## begin

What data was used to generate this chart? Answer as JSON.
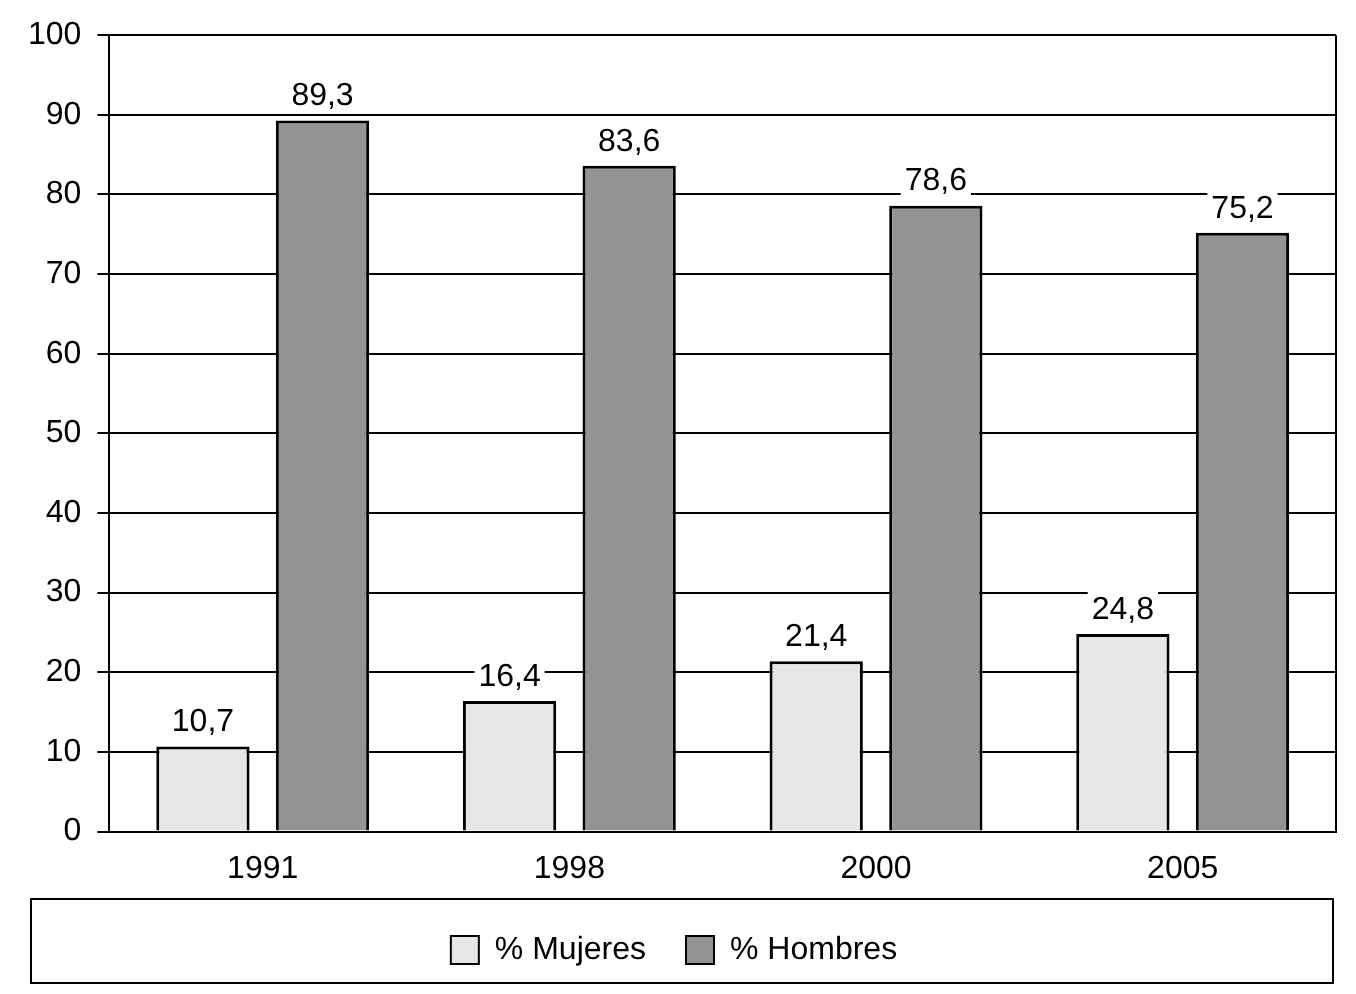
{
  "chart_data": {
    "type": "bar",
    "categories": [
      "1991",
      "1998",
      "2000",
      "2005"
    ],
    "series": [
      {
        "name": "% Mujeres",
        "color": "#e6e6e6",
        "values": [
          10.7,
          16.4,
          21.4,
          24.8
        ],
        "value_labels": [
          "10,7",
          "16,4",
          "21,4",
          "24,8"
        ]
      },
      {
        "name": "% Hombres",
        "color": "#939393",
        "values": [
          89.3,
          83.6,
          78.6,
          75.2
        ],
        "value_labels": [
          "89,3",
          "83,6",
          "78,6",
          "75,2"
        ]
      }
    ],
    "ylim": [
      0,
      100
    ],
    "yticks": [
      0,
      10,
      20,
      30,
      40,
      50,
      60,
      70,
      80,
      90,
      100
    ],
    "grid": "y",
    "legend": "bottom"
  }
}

## end
## begin

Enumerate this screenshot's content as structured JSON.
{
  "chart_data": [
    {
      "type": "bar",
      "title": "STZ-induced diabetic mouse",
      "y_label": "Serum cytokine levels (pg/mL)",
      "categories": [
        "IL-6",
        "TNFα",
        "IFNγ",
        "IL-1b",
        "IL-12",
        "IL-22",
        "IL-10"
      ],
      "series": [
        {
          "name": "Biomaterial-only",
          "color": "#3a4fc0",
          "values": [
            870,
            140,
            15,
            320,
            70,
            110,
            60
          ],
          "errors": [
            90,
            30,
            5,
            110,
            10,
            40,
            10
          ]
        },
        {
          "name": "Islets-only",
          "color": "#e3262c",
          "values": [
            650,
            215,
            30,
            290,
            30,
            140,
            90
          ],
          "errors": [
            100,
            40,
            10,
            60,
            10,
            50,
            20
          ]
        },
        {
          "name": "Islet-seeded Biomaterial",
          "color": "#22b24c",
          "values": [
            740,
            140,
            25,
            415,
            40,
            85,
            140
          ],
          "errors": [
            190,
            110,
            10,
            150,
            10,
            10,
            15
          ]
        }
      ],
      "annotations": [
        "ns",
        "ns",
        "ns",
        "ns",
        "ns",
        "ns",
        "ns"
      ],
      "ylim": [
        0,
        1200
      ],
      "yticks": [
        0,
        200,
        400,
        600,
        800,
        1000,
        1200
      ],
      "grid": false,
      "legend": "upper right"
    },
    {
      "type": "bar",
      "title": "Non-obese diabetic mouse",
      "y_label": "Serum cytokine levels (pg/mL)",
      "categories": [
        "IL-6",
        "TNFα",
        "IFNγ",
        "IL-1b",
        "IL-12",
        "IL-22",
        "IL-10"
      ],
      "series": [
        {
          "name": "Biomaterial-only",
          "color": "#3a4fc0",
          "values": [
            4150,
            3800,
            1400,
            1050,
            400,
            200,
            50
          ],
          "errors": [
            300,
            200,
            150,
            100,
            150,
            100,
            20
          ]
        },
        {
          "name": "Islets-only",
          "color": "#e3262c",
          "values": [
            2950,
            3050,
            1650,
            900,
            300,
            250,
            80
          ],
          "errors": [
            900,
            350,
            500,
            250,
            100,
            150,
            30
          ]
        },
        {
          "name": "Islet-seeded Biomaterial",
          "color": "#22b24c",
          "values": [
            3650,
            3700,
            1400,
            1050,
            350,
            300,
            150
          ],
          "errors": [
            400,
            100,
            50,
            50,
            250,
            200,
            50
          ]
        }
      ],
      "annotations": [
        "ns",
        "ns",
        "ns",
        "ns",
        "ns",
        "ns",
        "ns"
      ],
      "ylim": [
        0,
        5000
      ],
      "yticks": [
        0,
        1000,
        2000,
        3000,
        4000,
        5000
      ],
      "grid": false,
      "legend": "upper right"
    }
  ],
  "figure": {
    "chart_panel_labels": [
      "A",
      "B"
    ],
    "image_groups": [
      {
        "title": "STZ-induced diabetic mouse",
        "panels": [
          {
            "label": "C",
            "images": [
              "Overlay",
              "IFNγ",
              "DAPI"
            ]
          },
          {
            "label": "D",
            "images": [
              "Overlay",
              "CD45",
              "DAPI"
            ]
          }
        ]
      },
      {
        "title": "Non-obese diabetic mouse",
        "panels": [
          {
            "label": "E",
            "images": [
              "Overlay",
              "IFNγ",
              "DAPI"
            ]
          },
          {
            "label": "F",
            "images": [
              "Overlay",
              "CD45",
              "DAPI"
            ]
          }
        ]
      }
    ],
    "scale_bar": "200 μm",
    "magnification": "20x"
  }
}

## end

Return each line where "induced" shows up.

      "title": "STZ-induced diabetic mouse",
        "title": "STZ-induced diabetic mouse",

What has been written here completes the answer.